[JOB]:
Check each line of the data for "values" and select those that have it.

[DATA FOR PROCESSING]:

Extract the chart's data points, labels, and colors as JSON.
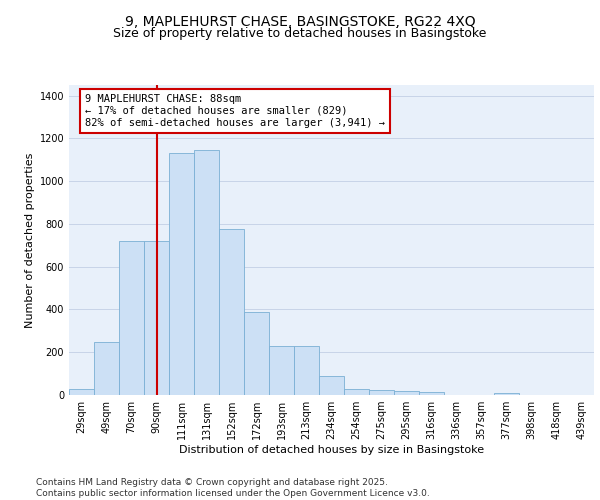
{
  "title_line1": "9, MAPLEHURST CHASE, BASINGSTOKE, RG22 4XQ",
  "title_line2": "Size of property relative to detached houses in Basingstoke",
  "xlabel": "Distribution of detached houses by size in Basingstoke",
  "ylabel": "Number of detached properties",
  "categories": [
    "29sqm",
    "49sqm",
    "70sqm",
    "90sqm",
    "111sqm",
    "131sqm",
    "152sqm",
    "172sqm",
    "193sqm",
    "213sqm",
    "234sqm",
    "254sqm",
    "275sqm",
    "295sqm",
    "316sqm",
    "336sqm",
    "357sqm",
    "377sqm",
    "398sqm",
    "418sqm",
    "439sqm"
  ],
  "values": [
    30,
    248,
    720,
    720,
    1130,
    1145,
    775,
    390,
    230,
    228,
    90,
    28,
    25,
    20,
    15,
    0,
    0,
    10,
    0,
    0,
    0
  ],
  "bar_color": "#cce0f5",
  "bar_edge_color": "#7aafd4",
  "grid_color": "#c8d4e8",
  "background_color": "#e8f0fa",
  "annotation_text": "9 MAPLEHURST CHASE: 88sqm\n← 17% of detached houses are smaller (829)\n82% of semi-detached houses are larger (3,941) →",
  "annotation_box_color": "#ffffff",
  "annotation_box_edge": "#cc0000",
  "vline_color": "#cc0000",
  "vline_x_index": 3.0,
  "ylim": [
    0,
    1450
  ],
  "yticks": [
    0,
    200,
    400,
    600,
    800,
    1000,
    1200,
    1400
  ],
  "footer_text": "Contains HM Land Registry data © Crown copyright and database right 2025.\nContains public sector information licensed under the Open Government Licence v3.0.",
  "title_fontsize": 10,
  "subtitle_fontsize": 9,
  "axis_label_fontsize": 8,
  "tick_fontsize": 7,
  "annotation_fontsize": 7.5,
  "footer_fontsize": 6.5
}
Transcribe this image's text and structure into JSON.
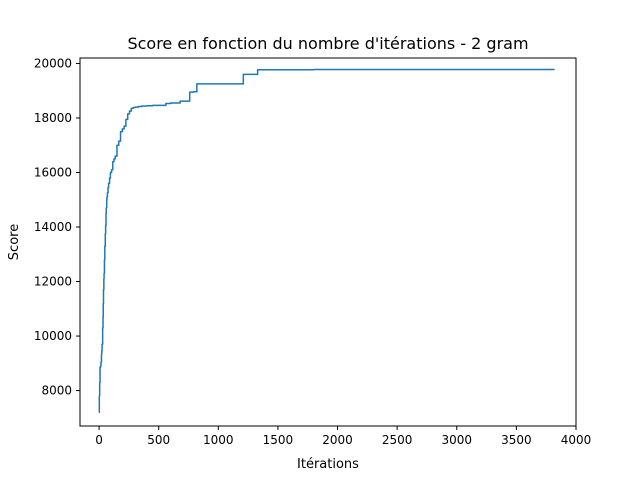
{
  "chart_data": {
    "type": "line",
    "title": "Score en fonction du nombre d'itérations - 2 gram",
    "xlabel": "Itérations",
    "ylabel": "Score",
    "xlim": [
      -160,
      4000
    ],
    "ylim": [
      6700,
      20200
    ],
    "x_ticks": [
      0,
      500,
      1000,
      1500,
      2000,
      2500,
      3000,
      3500,
      4000
    ],
    "y_ticks": [
      8000,
      10000,
      12000,
      14000,
      16000,
      18000,
      20000
    ],
    "grid": false,
    "legend": "none",
    "line_color": "#1f77b4",
    "step": true,
    "series": [
      {
        "x": [
          0,
          2,
          5,
          8,
          12,
          16,
          20,
          22,
          25,
          30,
          33,
          35,
          37,
          40,
          42,
          45,
          48,
          52,
          55,
          58,
          60,
          64,
          66,
          70,
          75,
          80,
          88,
          95,
          105,
          115,
          125,
          135,
          150,
          165,
          180,
          195,
          210,
          225,
          240,
          255,
          270,
          285,
          300,
          330,
          360,
          400,
          450,
          560,
          600,
          680,
          760,
          790,
          820,
          1210,
          1330,
          1800,
          3820
        ],
        "y": [
          7200,
          7800,
          8300,
          8850,
          8900,
          9050,
          9300,
          9450,
          9700,
          10300,
          10700,
          11200,
          11700,
          12100,
          12300,
          12800,
          13300,
          13750,
          14050,
          14500,
          14700,
          15000,
          15100,
          15250,
          15450,
          15600,
          15800,
          16000,
          16100,
          16400,
          16500,
          16600,
          17000,
          17150,
          17500,
          17600,
          17700,
          17950,
          18150,
          18250,
          18350,
          18380,
          18400,
          18420,
          18440,
          18450,
          18460,
          18530,
          18550,
          18620,
          18950,
          18960,
          19250,
          19600,
          19770,
          19780,
          19780
        ]
      }
    ]
  }
}
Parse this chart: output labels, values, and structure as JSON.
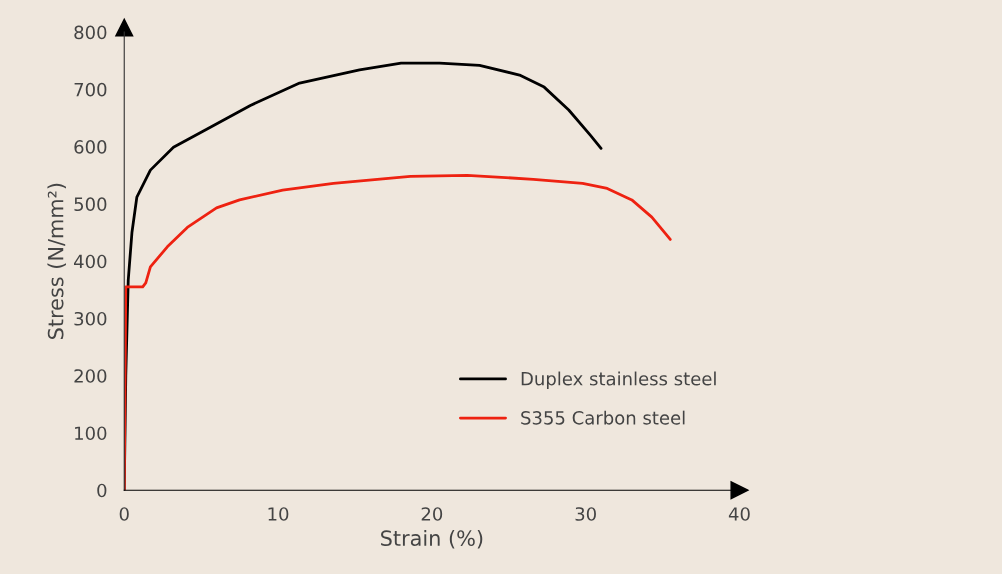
{
  "chart_data": {
    "type": "line",
    "xlabel": "Strain (%)",
    "ylabel": "Stress (N/mm²)",
    "xlim": [
      0,
      40
    ],
    "xticks": [
      0,
      10,
      20,
      30,
      40
    ],
    "ylim": [
      0,
      800
    ],
    "yticks": [
      0,
      100,
      200,
      300,
      400,
      500,
      600,
      700,
      800
    ],
    "grid": false,
    "legend": "bottom right",
    "marker": "none",
    "line_style": "solid",
    "series": [
      {
        "name": "Duplex stainless steel",
        "color": "#000000",
        "x": [
          0,
          0.1,
          0.26,
          0.5,
          0.82,
          1.7,
          3.2,
          5.6,
          8.2,
          11.4,
          15.3,
          18,
          20.5,
          23.1,
          25.7,
          27.3,
          28.9,
          30.3,
          31.0
        ],
        "values": [
          0,
          200,
          367,
          450,
          512,
          559,
          599,
          634,
          672,
          711,
          734,
          746,
          746,
          742,
          725,
          704,
          664,
          620,
          597
        ]
      },
      {
        "name": "S355 Carbon steel",
        "color": "#ee2211",
        "x": [
          0,
          0.1,
          0.5,
          1.2,
          1.4,
          1.7,
          2.8,
          4.1,
          6.0,
          7.5,
          10.3,
          13.6,
          18.6,
          22.3,
          26.6,
          29.8,
          31.4,
          33.0,
          34.3,
          35.5
        ],
        "values": [
          0,
          355,
          355,
          355,
          362,
          390,
          425,
          459,
          493,
          507,
          524,
          536,
          548,
          550,
          543,
          536,
          527,
          507,
          477,
          438
        ]
      }
    ]
  }
}
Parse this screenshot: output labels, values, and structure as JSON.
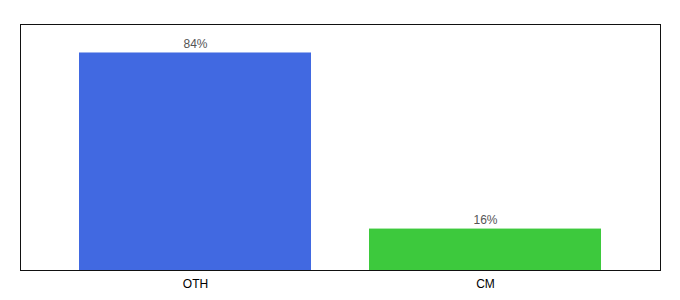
{
  "chart_data": {
    "type": "bar",
    "categories": [
      "OTH",
      "CM"
    ],
    "values": [
      84,
      16
    ],
    "value_labels": [
      "84%",
      "16%"
    ],
    "colors": [
      "#4169e1",
      "#3dc93d"
    ],
    "ylim": [
      0,
      95
    ],
    "data_labels": true,
    "tick_labels": "x"
  }
}
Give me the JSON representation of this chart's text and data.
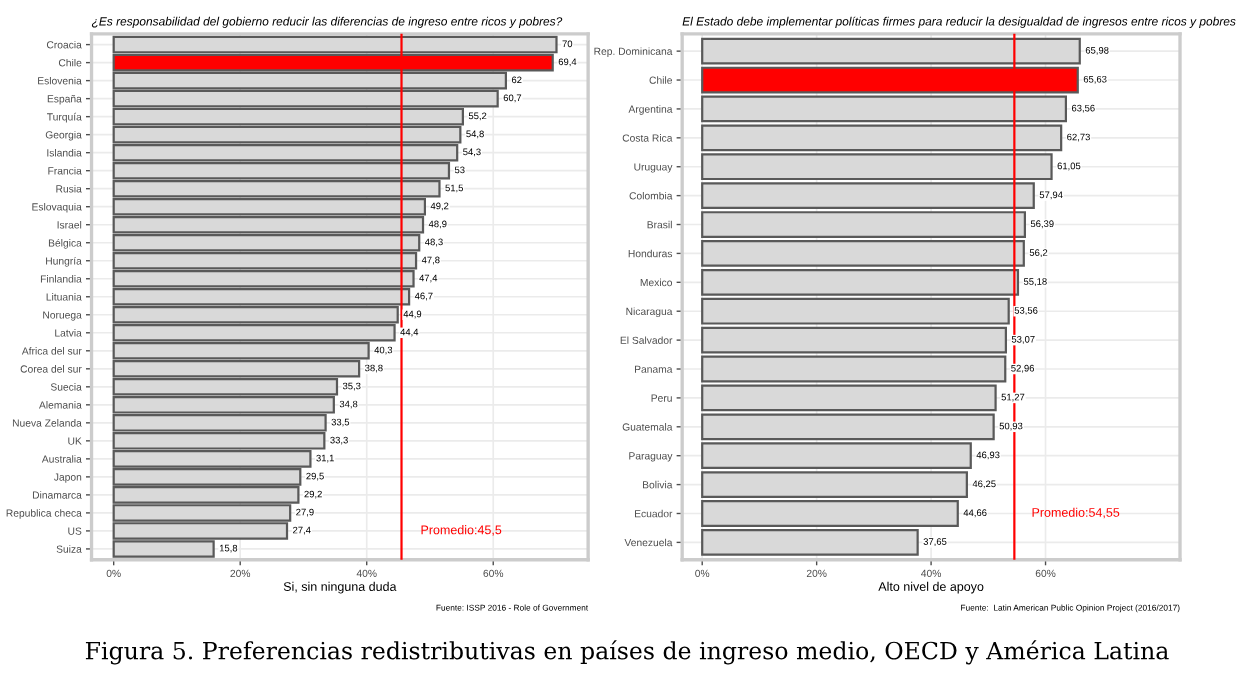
{
  "chart_data": [
    {
      "type": "bar",
      "orientation": "horizontal",
      "title": "¿Es responsabilidad del gobierno reducir las diferencias de ingreso entre ricos y pobres?",
      "xlabel": "Si, sin ninguna duda",
      "categories": [
        "Croacia",
        "Chile",
        "Eslovenia",
        "España",
        "Turquía",
        "Georgia",
        "Islandia",
        "Francia",
        "Rusia",
        "Eslovaquia",
        "Israel",
        "Bélgica",
        "Hungría",
        "Finlandia",
        "Lituania",
        "Noruega",
        "Latvia",
        "Africa del sur",
        "Corea del sur",
        "Suecia",
        "Alemania",
        "Nueva Zelanda",
        "UK",
        "Australia",
        "Japon",
        "Dinamarca",
        "Republica checa",
        "US",
        "Suiza"
      ],
      "values": [
        70,
        69.4,
        62,
        60.7,
        55.2,
        54.8,
        54.3,
        53,
        51.5,
        49.2,
        48.9,
        48.3,
        47.8,
        47.4,
        46.7,
        44.9,
        44.4,
        40.3,
        38.8,
        35.3,
        34.8,
        33.5,
        33.3,
        31.1,
        29.5,
        29.2,
        27.9,
        27.4,
        15.8
      ],
      "value_labels": [
        "70",
        "69,4",
        "62",
        "60,7",
        "55,2",
        "54,8",
        "54,3",
        "53",
        "51,5",
        "49,2",
        "48,9",
        "48,3",
        "47,8",
        "47,4",
        "46,7",
        "44,9",
        "44,4",
        "40,3",
        "38,8",
        "35,3",
        "34,8",
        "33,5",
        "33,3",
        "31,1",
        "29,5",
        "29,2",
        "27,9",
        "27,4",
        "15,8"
      ],
      "colors": [
        "#d9d9d9",
        "#ff0000",
        "#d9d9d9",
        "#d9d9d9",
        "#d9d9d9",
        "#d9d9d9",
        "#d9d9d9",
        "#d9d9d9",
        "#d9d9d9",
        "#d9d9d9",
        "#d9d9d9",
        "#d9d9d9",
        "#d9d9d9",
        "#d9d9d9",
        "#d9d9d9",
        "#d9d9d9",
        "#d9d9d9",
        "#d9d9d9",
        "#d9d9d9",
        "#d9d9d9",
        "#d9d9d9",
        "#d9d9d9",
        "#d9d9d9",
        "#d9d9d9",
        "#d9d9d9",
        "#d9d9d9",
        "#d9d9d9",
        "#d9d9d9",
        "#d9d9d9"
      ],
      "xlim": [
        -3.5,
        75
      ],
      "xticks": [
        {
          "value": 0,
          "label": "0%"
        },
        {
          "value": 20,
          "label": "20%"
        },
        {
          "value": 40,
          "label": "40%"
        },
        {
          "value": 60,
          "label": "60%"
        }
      ],
      "ref_lines": [
        {
          "axis": "x",
          "value": 45.5,
          "label": "Promedio:45,5",
          "color": "#ff0000"
        }
      ],
      "grid": true,
      "annotations": [
        "Fuente: ISSP 2016 - Role of Government"
      ]
    },
    {
      "type": "bar",
      "orientation": "horizontal",
      "title": "El Estado debe implementar políticas firmes para reducir la desigualdad de ingresos entre ricos y pobres",
      "xlabel": "Alto nivel de apoyo",
      "categories": [
        "Rep. Dominicana",
        "Chile",
        "Argentina",
        "Costa Rica",
        "Uruguay",
        "Colombia",
        "Brasil",
        "Honduras",
        "Mexico",
        "Nicaragua",
        "El Salvador",
        "Panama",
        "Peru",
        "Guatemala",
        "Paraguay",
        "Bolivia",
        "Ecuador",
        "Venezuela"
      ],
      "values": [
        65.98,
        65.63,
        63.56,
        62.73,
        61.05,
        57.94,
        56.39,
        56.2,
        55.18,
        53.56,
        53.07,
        52.96,
        51.27,
        50.93,
        46.93,
        46.25,
        44.66,
        37.65
      ],
      "value_labels": [
        "65,98",
        "65,63",
        "63,56",
        "62,73",
        "61,05",
        "57,94",
        "56,39",
        "56,2",
        "55,18",
        "53,56",
        "53,07",
        "52,96",
        "51,27",
        "50,93",
        "46,93",
        "46,25",
        "44,66",
        "37,65"
      ],
      "colors": [
        "#d9d9d9",
        "#ff0000",
        "#d9d9d9",
        "#d9d9d9",
        "#d9d9d9",
        "#d9d9d9",
        "#d9d9d9",
        "#d9d9d9",
        "#d9d9d9",
        "#d9d9d9",
        "#d9d9d9",
        "#d9d9d9",
        "#d9d9d9",
        "#d9d9d9",
        "#d9d9d9",
        "#d9d9d9",
        "#d9d9d9",
        "#d9d9d9"
      ],
      "xlim": [
        -3.5,
        83.5
      ],
      "xticks": [
        {
          "value": 0,
          "label": "0%"
        },
        {
          "value": 20,
          "label": "20%"
        },
        {
          "value": 40,
          "label": "40%"
        },
        {
          "value": 60,
          "label": "60%"
        }
      ],
      "ref_lines": [
        {
          "axis": "x",
          "value": 54.55,
          "label": "Promedio:54,55",
          "color": "#ff0000"
        }
      ],
      "grid": true,
      "annotations": [
        "Fuente:  Latin American Public Opinion Project (2016/2017)",
        "Figura 5. Preferencias redistributivas en países de ingreso medio, OECD y América Latina"
      ]
    }
  ]
}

[EXPECTED OUTPUT]:
  "values": [
Parse this chart: output labels, values, and structure as JSON.
        "values": [
        "values": [
Parse this screenshot: output labels, values, and structure as JSON.
    "values": [
      "values": [
      "values": [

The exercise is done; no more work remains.